### [Passage shown]
-------

Location
- 11002 18th Ave East Clover Creek (Tacoma address), Washington 98445 United States
- Coordinates: 47°09′24″N 122°24′26″W﻿ / ﻿47.15667°N 122.40722°W

Information
- Type: Public high school
- School district: Franklin Pierce School District
- Superintendent: Lance Goodpaster
- NCES School ID: 530294000475
- Principal: Brixey Marzano
- Teaching staff: 64.05 (FTE)
- Grades: 9-12
- Gender: Co-educational
- Enrollment: 1,138 (2023–2024)
- Student to teacher ratio: 17.77
- Colors: Red, white and gold
- Nickname: Cardinals
- Website: franklinpiercehighschool.fpschools.org

= Franklin Pierce High School =

Franklin Pierce High School is a public high school in Clover Creek, Washington (the facility has a Tacoma mailing address). It is named after the fourteenth US President, Franklin Pierce, who was president when the Washington Territory was formed in 1853. It is a part of the Franklin Pierce School District.

==Boundary==
Communities in the school's attendance boundary include much of Clover Creek, Midland, and Summit as well as portions of Parkland, Summit View, and Waller. It also includes one block of Tacoma.

-------

### [Challenge A]
According to the Franklin Pierce High School article, in what year was the Washington Territory formed?
### [Challenge B]
List every place named in the Boundary section of the Franklin Pierce High School article.
### [Challenge C]
Render this sentence from the Franklin Pierce High School article in Spanish: "It is named after the fourteenth US President, Franklin Pierce, who was president when the Washington Territory was formed in 1853."

### [Dataset extract]
-------

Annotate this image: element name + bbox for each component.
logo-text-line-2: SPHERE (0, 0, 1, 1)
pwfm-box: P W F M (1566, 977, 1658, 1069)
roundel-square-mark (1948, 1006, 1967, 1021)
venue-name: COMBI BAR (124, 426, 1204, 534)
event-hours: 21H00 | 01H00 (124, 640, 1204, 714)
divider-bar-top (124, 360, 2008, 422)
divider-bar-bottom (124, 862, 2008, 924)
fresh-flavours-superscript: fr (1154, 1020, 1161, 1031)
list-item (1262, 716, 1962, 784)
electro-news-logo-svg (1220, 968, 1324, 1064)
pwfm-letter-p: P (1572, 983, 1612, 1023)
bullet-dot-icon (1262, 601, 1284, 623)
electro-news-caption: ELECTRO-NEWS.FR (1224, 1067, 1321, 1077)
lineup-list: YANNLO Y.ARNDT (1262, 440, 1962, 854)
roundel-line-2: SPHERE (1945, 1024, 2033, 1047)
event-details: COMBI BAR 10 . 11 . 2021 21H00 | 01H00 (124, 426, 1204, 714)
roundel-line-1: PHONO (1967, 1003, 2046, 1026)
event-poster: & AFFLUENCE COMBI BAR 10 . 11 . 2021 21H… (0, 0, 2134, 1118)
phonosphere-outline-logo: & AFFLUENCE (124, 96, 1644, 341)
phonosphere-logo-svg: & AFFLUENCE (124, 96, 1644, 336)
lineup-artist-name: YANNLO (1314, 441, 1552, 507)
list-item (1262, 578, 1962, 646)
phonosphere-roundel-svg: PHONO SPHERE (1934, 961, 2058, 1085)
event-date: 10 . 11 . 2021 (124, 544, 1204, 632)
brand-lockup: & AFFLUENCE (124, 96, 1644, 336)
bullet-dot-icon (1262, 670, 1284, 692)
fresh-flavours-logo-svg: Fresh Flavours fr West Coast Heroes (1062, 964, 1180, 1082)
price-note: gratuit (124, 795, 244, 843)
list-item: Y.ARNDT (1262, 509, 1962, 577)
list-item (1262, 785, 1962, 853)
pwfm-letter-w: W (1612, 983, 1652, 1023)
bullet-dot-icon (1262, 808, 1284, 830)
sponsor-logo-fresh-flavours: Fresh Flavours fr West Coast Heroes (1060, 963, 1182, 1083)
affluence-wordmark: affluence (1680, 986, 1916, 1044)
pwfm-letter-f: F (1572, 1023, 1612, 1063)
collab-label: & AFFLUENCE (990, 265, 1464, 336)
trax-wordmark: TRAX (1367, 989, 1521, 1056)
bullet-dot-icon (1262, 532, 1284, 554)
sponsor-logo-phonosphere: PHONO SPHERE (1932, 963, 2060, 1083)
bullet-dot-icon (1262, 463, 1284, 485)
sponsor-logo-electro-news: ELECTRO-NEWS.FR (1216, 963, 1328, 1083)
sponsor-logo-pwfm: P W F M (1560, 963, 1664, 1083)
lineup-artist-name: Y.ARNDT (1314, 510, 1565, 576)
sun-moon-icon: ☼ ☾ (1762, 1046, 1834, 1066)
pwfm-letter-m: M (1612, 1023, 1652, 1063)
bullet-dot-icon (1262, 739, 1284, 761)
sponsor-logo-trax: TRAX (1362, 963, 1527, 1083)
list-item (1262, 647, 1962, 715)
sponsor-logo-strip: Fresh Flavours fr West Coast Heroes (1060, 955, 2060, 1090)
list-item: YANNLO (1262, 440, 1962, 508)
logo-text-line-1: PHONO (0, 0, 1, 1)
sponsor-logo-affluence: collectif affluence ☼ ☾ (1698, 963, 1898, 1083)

-------

### [Written answer A]
1853

### [Written answer B]
Clover Creek, Midland, Summit, Parkland, Summit View, Waller, Tacoma

### [Written answer C]
Lleva el nombre del decimocuarto presidente de los Estados Unidos, Franklin Pierce, quien era presidente cuando se formó el Territorio de Washington en 1853.